_The request:_ Copy out each line that has "text" in it.

** Begin **

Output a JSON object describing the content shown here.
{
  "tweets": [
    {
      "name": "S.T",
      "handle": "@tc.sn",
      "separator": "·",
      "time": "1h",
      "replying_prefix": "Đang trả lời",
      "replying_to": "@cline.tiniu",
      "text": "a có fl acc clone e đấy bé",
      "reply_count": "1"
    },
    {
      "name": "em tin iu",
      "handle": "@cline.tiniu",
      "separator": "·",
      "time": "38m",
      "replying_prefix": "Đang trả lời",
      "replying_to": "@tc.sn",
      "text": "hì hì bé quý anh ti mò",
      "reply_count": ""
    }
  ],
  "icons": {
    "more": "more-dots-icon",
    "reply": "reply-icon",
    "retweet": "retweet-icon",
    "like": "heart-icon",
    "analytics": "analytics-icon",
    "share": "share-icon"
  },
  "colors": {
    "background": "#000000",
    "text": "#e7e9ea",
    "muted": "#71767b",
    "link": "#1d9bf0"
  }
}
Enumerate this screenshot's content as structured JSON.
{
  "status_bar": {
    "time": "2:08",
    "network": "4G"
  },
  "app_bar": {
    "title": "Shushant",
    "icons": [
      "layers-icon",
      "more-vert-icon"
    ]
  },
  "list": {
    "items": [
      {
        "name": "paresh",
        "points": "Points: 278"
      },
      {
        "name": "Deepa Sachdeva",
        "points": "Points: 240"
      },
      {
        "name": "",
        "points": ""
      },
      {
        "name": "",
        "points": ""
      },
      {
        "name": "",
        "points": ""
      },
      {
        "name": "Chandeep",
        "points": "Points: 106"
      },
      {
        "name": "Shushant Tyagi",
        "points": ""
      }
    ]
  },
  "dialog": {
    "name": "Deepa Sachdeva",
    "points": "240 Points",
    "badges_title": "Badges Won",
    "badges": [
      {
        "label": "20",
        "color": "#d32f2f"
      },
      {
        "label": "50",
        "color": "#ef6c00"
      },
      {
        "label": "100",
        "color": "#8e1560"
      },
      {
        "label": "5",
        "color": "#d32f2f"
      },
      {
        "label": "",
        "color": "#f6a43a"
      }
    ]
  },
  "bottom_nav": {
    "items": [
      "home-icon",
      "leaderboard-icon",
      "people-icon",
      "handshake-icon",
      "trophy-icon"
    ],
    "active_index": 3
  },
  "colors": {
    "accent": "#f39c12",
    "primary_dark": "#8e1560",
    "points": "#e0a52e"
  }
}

** End **

_Answer in full:_
      "text": "a có fl acc clone e đấy bé",
      "text": "hì hì bé quý anh ti mò",
    "text": "#e7e9ea",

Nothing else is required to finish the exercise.